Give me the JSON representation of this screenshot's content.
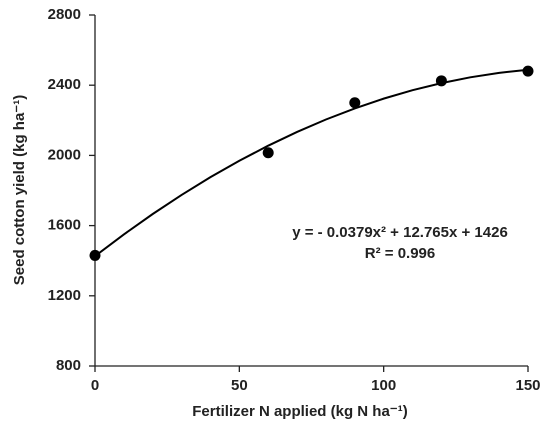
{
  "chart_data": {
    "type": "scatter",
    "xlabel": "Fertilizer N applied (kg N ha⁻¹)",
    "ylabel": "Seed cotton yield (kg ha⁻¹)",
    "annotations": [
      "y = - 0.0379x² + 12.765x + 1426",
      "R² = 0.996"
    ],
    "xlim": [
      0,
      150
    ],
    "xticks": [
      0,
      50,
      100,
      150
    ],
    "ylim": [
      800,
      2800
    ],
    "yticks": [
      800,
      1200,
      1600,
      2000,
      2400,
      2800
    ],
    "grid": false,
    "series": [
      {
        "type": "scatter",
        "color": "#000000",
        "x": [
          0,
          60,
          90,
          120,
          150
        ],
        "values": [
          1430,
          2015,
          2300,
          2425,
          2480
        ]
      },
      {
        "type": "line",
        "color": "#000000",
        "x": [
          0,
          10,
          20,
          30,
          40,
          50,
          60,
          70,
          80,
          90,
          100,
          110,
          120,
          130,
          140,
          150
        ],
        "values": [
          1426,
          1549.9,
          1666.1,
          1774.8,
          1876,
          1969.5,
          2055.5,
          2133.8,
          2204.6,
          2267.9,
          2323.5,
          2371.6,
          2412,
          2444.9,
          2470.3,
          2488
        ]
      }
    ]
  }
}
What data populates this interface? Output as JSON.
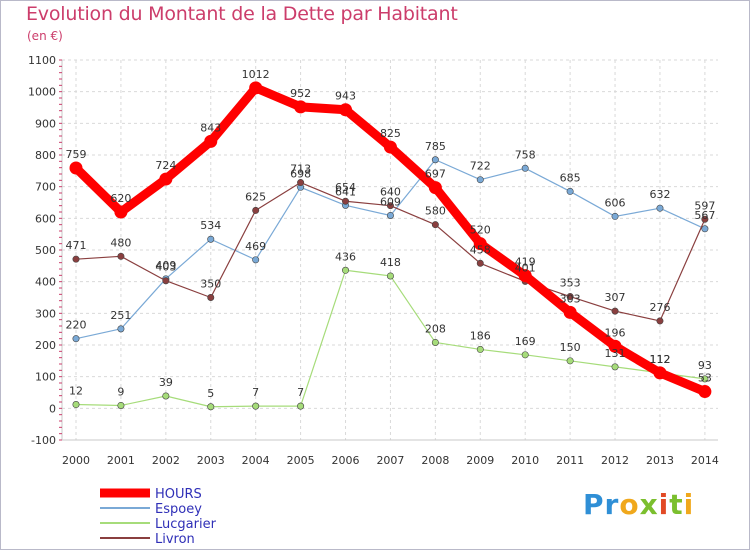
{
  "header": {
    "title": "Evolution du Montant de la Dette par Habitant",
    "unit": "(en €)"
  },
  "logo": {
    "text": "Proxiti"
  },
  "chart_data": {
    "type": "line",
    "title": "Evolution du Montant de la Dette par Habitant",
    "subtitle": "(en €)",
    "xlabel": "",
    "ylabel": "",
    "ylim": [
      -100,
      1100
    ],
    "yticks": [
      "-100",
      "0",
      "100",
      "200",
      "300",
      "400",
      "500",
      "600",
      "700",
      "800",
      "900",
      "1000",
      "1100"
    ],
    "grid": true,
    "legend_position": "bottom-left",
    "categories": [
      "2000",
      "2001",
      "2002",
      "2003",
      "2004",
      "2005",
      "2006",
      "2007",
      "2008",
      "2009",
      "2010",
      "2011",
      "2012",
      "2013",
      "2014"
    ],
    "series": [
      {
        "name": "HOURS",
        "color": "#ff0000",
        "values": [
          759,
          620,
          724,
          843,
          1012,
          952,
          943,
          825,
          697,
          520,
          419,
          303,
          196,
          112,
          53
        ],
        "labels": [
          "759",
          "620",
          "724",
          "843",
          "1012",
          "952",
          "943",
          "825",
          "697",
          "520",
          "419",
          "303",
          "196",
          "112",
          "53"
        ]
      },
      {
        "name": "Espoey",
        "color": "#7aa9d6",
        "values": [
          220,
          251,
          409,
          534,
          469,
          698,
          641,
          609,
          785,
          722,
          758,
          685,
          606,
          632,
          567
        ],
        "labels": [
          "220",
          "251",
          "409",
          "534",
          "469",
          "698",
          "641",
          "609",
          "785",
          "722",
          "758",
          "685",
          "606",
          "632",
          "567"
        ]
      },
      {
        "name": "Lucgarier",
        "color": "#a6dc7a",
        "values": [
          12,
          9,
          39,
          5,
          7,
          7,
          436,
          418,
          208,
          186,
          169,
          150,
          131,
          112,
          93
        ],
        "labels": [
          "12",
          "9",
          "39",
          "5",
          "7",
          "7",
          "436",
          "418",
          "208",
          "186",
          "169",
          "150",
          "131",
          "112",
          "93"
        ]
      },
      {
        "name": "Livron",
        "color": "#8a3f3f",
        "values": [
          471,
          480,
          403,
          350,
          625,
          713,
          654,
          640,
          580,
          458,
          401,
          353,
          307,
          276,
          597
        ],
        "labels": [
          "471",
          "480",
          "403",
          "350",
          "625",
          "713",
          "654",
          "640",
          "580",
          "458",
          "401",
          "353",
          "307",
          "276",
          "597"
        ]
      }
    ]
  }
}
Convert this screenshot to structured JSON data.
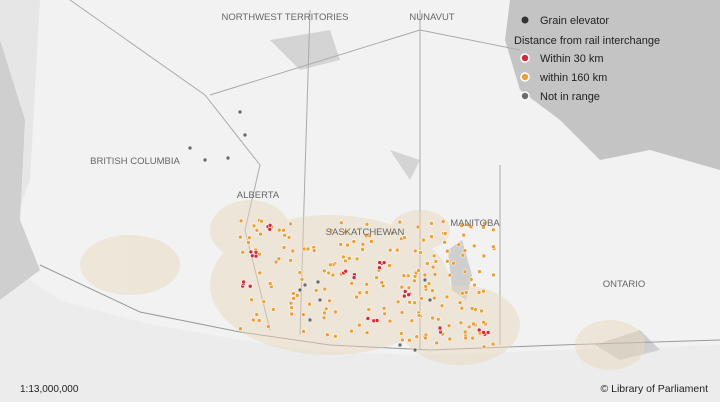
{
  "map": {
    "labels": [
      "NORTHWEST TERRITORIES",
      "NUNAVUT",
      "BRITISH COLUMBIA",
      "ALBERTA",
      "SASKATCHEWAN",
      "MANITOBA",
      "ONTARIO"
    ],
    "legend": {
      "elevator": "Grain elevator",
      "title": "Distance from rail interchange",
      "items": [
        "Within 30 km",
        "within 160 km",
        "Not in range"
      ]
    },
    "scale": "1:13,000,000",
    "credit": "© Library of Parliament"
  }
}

## [What is required]
Among the lines of the listing, how many hold the string "color"? Respond with only the number.

## [Solution for this exercise]
6